### [Problem statement]
Look through the records and report how many lines include the word "JSON", with no other words.

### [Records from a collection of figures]
☆ ☆ ☆ ☆ ☆ ☆ ☆

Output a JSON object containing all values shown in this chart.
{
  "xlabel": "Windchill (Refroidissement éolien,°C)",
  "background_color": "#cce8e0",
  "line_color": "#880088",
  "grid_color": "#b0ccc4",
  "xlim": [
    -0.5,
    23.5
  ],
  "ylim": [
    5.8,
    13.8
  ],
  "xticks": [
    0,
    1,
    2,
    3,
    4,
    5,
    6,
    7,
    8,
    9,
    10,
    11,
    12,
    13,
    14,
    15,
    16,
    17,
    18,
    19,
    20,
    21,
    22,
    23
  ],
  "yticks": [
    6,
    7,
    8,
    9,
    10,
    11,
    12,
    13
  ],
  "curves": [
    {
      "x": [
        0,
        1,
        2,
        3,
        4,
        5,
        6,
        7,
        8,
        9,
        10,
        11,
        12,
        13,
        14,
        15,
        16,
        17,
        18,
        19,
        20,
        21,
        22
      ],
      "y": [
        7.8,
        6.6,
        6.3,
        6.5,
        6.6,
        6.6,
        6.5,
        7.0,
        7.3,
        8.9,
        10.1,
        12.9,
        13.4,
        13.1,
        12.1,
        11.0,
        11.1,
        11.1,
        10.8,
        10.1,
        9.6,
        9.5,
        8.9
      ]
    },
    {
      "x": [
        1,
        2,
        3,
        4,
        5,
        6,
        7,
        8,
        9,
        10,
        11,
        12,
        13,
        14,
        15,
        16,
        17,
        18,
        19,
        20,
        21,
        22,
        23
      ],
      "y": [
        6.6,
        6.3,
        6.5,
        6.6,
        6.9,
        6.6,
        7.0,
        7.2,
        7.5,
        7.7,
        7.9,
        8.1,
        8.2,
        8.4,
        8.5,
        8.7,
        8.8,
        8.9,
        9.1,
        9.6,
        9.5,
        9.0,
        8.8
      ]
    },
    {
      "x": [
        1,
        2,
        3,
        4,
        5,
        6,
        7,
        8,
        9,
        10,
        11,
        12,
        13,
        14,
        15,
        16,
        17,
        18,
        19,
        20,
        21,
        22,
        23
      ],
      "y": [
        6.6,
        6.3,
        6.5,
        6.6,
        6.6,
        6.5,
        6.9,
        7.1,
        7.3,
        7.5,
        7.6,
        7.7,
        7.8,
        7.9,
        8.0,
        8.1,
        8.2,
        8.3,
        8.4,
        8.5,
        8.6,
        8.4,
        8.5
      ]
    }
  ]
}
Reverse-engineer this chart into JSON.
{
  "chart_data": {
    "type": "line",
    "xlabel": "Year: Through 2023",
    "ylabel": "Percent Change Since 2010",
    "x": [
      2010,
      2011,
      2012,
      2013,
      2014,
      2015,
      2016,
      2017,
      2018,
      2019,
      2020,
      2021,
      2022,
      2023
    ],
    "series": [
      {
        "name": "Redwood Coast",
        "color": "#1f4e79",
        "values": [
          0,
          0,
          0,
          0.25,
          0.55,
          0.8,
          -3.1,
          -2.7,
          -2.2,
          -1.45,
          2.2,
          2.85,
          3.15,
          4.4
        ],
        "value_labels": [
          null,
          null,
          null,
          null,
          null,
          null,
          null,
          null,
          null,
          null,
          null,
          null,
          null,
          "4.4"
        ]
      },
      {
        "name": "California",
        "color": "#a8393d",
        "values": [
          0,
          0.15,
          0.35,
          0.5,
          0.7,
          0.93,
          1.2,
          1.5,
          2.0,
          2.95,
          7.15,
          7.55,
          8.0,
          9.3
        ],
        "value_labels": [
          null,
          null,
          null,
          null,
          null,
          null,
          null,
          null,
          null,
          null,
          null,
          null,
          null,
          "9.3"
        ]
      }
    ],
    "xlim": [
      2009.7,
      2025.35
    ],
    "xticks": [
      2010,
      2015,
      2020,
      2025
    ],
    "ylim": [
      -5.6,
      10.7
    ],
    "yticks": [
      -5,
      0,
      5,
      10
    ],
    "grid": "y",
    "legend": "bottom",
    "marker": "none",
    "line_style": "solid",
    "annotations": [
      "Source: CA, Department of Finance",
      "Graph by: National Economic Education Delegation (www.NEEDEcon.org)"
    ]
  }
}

☆ ☆ ☆ ☆ ☆ ☆ ☆

### [Finished exercise]
2